◆ Work to do ◆
Pictures should be excluded; otherwise, copy every entry exactly.

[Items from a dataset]

***

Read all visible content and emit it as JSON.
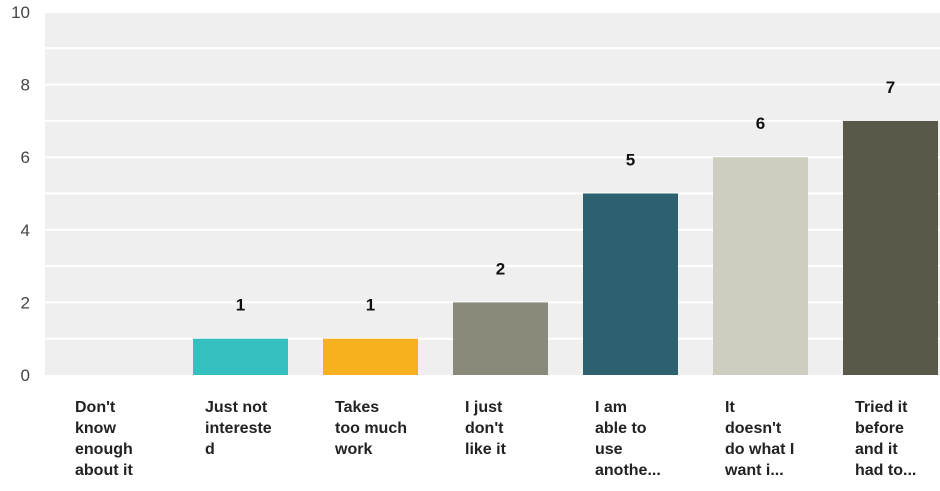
{
  "chart_data": {
    "type": "bar",
    "categories": [
      [
        "Don't",
        "know",
        "enough",
        "about it"
      ],
      [
        "Just not",
        "intereste",
        "d"
      ],
      [
        "Takes",
        "too much",
        "work"
      ],
      [
        "I just",
        "don't",
        "like it"
      ],
      [
        "I am",
        "able to",
        "use",
        "anothe..."
      ],
      [
        "It",
        "doesn't",
        "do what I",
        "want i..."
      ],
      [
        "Tried it",
        "before",
        "and it",
        "had to..."
      ]
    ],
    "values": [
      0,
      1,
      1,
      2,
      5,
      6,
      7
    ],
    "data_labels": [
      "",
      "1",
      "1",
      "2",
      "5",
      "6",
      "7"
    ],
    "ylim": [
      0,
      10
    ],
    "yticks": [
      "0",
      "2",
      "4",
      "6",
      "8",
      "10"
    ],
    "grid": true,
    "colors": [
      "#5a5545",
      "#35bfbf",
      "#f7b01e",
      "#8a8a7a",
      "#2e6170",
      "#cfcdbf",
      "#5a5848"
    ],
    "plot_background": "#efefef",
    "title": "",
    "xlabel": "",
    "ylabel": ""
  }
}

***

◆ Result for this exercise ◆
Read all visible content and emit it as JSON.
{
  "chart_data": {
    "type": "bar",
    "categories": [
      [
        "Don't",
        "know",
        "enough",
        "about it"
      ],
      [
        "Just not",
        "intereste",
        "d"
      ],
      [
        "Takes",
        "too much",
        "work"
      ],
      [
        "I just",
        "don't",
        "like it"
      ],
      [
        "I am",
        "able to",
        "use",
        "anothe..."
      ],
      [
        "It",
        "doesn't",
        "do what I",
        "want i..."
      ],
      [
        "Tried it",
        "before",
        "and it",
        "had to..."
      ]
    ],
    "values": [
      0,
      1,
      1,
      2,
      5,
      6,
      7
    ],
    "data_labels": [
      "",
      "1",
      "1",
      "2",
      "5",
      "6",
      "7"
    ],
    "ylim": [
      0,
      10
    ],
    "yticks": [
      "0",
      "2",
      "4",
      "6",
      "8",
      "10"
    ],
    "grid": true,
    "colors": [
      "#5a5545",
      "#35bfbf",
      "#f7b01e",
      "#8a8a7a",
      "#2e6170",
      "#cfcdbf",
      "#5a5848"
    ],
    "plot_background": "#efefef",
    "title": "",
    "xlabel": "",
    "ylabel": ""
  }
}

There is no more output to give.